Data entries:
+++

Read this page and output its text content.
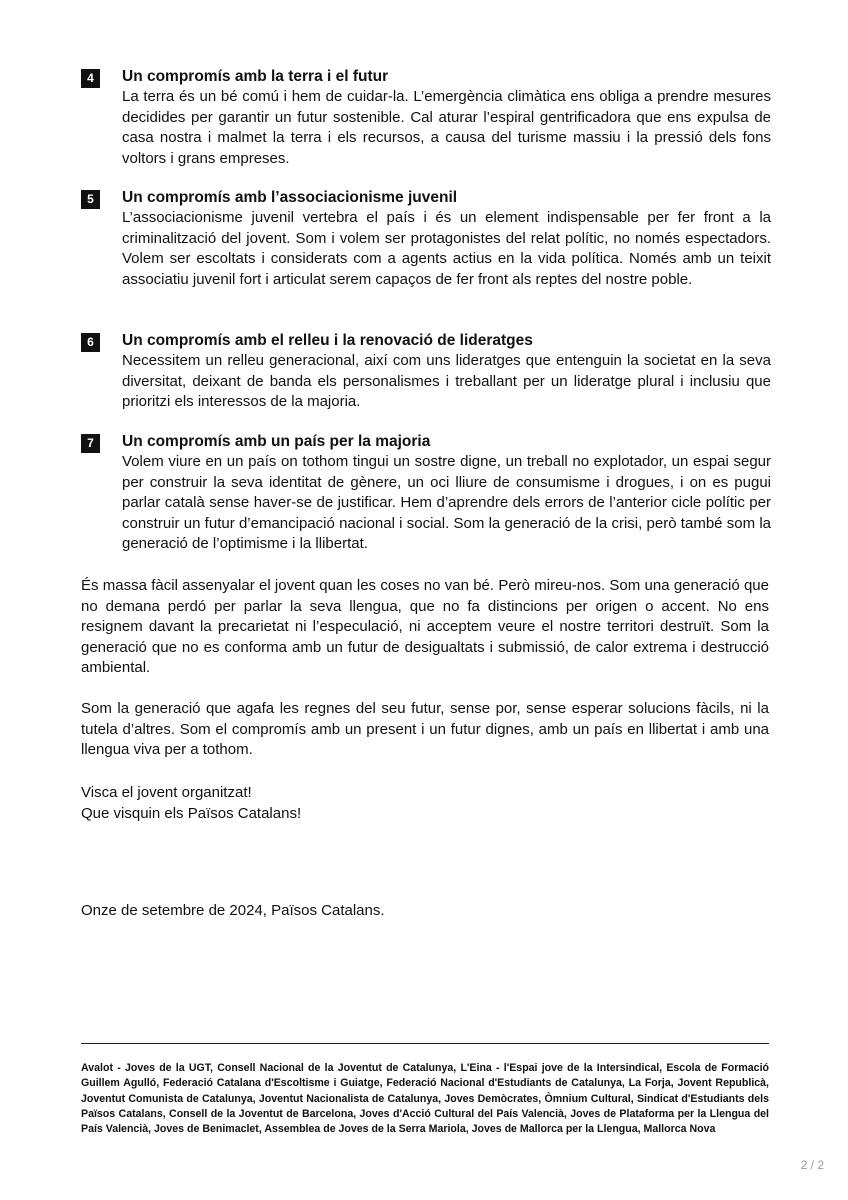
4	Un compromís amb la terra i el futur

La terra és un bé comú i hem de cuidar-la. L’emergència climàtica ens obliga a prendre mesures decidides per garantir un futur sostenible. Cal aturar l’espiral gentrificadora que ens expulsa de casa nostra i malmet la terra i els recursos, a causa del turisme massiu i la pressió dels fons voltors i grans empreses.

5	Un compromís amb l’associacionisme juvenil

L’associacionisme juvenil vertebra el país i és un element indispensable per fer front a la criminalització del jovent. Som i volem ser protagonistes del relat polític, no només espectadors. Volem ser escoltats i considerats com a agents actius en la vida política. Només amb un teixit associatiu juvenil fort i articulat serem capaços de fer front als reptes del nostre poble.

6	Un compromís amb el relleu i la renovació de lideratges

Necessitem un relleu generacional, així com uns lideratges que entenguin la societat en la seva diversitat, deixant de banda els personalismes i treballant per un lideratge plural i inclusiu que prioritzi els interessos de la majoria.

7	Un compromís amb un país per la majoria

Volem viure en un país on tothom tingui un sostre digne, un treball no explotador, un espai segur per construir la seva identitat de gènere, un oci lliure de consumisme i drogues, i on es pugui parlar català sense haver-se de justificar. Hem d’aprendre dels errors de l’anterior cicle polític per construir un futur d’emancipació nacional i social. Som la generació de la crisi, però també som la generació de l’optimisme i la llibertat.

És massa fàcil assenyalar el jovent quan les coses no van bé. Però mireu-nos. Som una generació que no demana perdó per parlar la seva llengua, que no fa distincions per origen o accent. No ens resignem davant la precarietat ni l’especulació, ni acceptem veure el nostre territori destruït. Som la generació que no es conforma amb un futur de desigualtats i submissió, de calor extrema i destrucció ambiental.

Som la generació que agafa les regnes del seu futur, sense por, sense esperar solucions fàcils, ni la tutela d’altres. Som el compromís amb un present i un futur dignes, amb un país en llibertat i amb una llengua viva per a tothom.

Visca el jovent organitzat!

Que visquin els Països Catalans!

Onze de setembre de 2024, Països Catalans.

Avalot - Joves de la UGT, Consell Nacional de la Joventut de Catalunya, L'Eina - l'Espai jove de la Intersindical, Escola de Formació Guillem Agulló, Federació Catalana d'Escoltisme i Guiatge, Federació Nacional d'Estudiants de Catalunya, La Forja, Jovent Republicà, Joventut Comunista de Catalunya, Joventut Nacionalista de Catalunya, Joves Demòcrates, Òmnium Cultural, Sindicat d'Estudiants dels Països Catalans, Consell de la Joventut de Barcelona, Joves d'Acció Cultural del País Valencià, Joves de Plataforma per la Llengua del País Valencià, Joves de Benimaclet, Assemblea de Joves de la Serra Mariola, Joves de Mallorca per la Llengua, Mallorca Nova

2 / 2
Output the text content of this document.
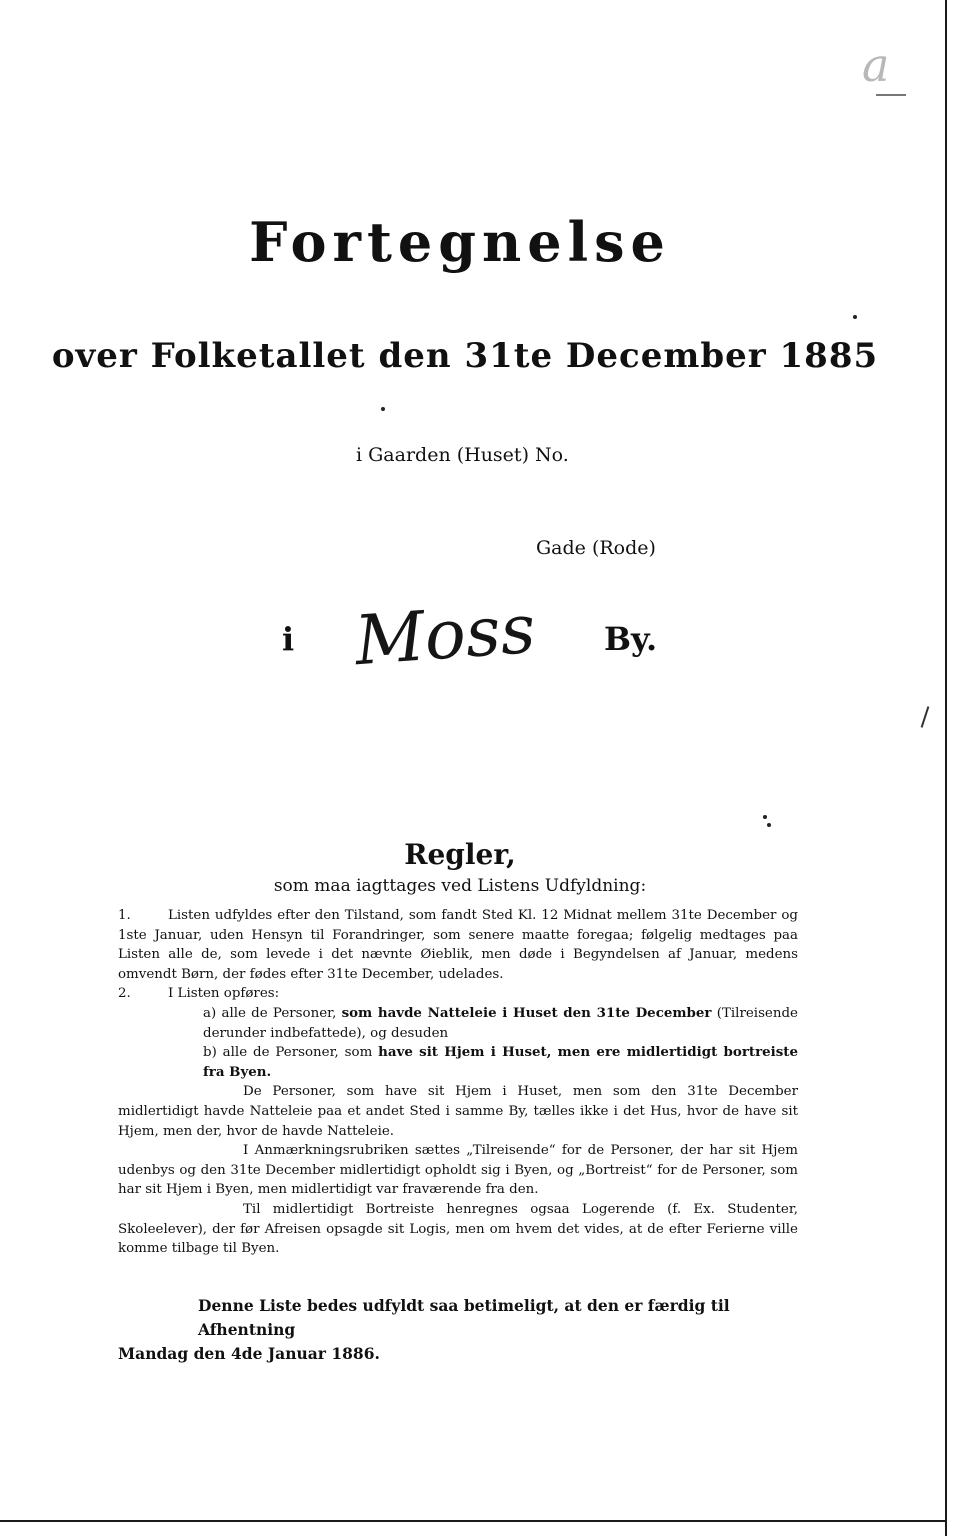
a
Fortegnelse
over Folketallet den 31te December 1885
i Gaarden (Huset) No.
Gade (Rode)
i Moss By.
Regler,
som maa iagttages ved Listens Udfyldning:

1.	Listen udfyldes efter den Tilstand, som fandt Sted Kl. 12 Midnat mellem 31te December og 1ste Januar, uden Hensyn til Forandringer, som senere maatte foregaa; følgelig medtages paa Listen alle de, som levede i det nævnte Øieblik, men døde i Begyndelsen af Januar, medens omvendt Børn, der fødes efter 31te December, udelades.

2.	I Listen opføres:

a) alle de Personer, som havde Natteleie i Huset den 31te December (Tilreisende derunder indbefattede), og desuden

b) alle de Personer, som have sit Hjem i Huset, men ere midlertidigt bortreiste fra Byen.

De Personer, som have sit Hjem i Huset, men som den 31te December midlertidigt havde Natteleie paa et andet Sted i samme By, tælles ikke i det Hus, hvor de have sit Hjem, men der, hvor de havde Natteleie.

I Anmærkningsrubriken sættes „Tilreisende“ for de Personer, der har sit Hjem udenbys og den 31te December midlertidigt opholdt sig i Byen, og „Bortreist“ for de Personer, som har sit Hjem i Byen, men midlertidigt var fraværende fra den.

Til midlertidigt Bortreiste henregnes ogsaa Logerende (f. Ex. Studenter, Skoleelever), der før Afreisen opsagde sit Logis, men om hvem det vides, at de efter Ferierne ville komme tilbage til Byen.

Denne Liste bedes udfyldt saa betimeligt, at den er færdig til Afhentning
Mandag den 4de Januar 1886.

+++

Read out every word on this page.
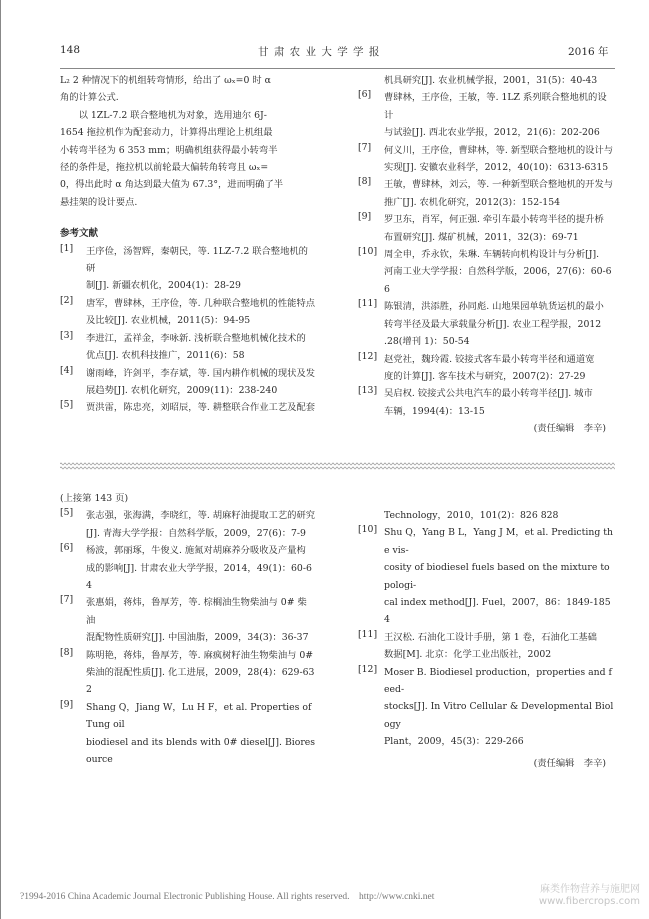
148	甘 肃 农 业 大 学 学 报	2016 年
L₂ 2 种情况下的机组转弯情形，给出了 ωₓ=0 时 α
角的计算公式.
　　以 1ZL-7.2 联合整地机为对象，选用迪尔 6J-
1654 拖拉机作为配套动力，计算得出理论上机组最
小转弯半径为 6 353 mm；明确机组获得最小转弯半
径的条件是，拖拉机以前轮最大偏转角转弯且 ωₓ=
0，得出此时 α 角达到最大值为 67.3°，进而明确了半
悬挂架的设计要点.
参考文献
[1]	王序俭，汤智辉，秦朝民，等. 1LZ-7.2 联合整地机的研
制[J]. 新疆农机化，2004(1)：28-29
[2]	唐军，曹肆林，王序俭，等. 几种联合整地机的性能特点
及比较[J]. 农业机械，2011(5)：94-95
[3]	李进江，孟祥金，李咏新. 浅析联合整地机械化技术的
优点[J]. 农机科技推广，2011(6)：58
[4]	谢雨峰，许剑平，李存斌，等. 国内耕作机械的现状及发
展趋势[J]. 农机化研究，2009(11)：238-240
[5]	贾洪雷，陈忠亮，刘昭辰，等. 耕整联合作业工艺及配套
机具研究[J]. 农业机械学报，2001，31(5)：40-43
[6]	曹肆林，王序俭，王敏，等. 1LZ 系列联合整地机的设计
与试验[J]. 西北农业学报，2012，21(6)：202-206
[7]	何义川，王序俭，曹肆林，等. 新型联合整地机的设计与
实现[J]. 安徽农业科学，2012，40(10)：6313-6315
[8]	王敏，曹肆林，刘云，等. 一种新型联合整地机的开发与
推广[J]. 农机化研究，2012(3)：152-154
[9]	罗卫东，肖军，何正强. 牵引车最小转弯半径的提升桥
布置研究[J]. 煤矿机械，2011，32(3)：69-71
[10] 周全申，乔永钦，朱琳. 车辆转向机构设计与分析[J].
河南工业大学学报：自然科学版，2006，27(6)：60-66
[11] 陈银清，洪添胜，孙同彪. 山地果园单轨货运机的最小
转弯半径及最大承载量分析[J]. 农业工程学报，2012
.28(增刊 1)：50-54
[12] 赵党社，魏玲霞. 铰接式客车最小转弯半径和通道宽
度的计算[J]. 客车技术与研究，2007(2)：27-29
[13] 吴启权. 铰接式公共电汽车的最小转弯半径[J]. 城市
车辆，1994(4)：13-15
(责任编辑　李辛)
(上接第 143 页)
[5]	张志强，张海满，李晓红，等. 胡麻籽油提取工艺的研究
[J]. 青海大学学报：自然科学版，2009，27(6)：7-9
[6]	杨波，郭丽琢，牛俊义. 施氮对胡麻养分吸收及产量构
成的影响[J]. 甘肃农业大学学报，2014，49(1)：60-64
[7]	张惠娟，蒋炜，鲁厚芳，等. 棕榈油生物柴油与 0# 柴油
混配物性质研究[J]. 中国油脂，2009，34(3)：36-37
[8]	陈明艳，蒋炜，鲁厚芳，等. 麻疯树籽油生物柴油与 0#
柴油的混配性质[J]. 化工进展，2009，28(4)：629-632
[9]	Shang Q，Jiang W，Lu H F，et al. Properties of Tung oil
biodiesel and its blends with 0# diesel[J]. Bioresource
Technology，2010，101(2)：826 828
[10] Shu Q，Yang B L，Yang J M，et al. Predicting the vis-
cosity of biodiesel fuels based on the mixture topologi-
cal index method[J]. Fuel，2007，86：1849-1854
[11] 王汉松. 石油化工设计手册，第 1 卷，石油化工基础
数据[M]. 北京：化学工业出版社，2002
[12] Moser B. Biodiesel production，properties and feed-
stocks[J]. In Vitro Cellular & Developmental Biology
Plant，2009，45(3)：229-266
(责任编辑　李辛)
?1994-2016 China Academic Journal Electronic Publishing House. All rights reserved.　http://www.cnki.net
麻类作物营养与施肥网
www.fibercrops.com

+++

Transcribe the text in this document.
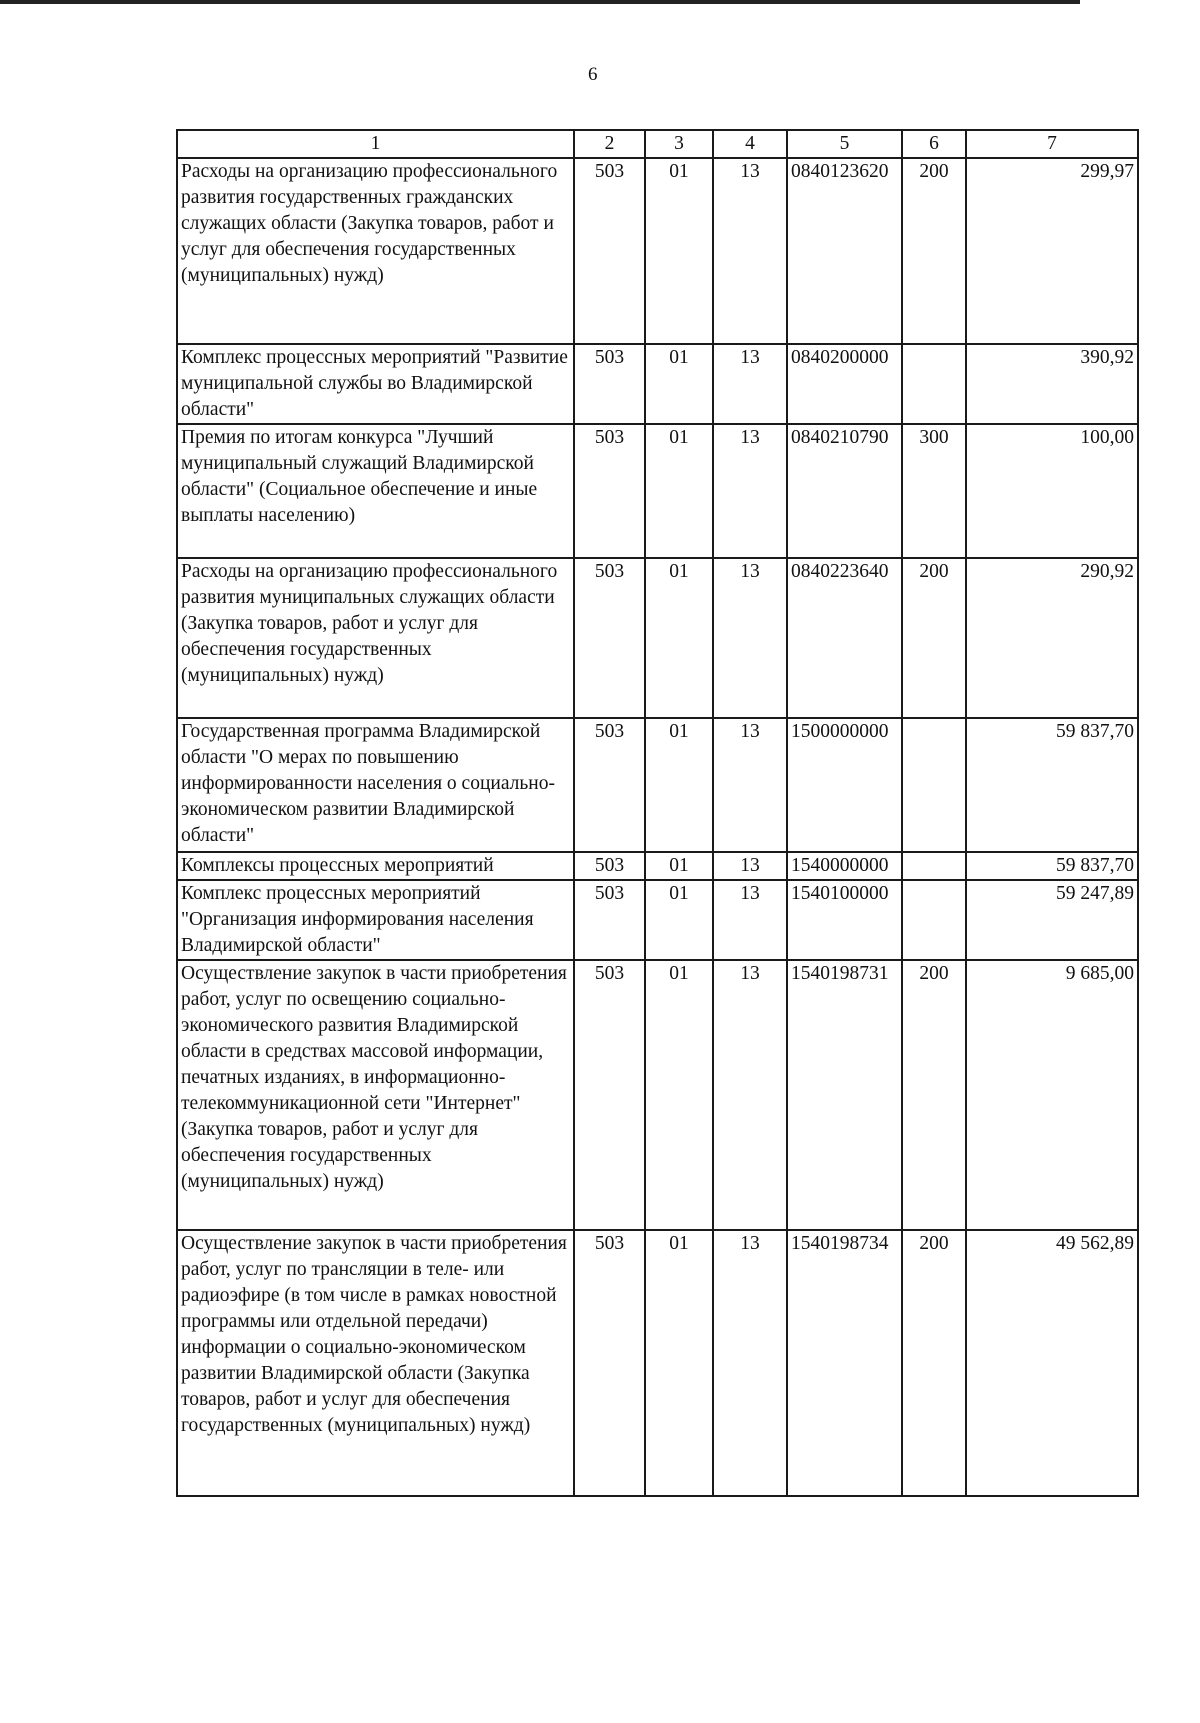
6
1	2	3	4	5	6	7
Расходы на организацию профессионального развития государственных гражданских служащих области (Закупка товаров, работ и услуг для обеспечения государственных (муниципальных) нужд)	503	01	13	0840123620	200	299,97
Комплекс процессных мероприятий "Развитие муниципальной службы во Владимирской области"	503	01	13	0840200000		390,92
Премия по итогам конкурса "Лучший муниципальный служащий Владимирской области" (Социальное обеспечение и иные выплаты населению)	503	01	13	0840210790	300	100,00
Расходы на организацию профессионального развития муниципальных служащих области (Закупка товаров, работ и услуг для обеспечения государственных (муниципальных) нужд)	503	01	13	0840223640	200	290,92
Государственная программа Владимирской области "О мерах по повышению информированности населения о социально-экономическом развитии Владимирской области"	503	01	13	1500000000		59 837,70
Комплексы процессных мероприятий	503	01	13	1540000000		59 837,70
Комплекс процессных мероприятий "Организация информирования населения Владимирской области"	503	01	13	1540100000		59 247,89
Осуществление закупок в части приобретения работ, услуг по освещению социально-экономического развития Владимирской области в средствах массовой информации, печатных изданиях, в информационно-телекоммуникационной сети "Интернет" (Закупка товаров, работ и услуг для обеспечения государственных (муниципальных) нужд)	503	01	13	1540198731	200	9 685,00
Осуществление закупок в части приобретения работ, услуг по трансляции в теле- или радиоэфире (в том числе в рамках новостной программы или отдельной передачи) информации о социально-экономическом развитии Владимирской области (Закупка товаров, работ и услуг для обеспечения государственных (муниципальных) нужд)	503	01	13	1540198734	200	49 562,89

+++

■ **Task**:
Within the listing, how many lines hold the word "terra"? Only the number is to be given.

■ **The result**:
2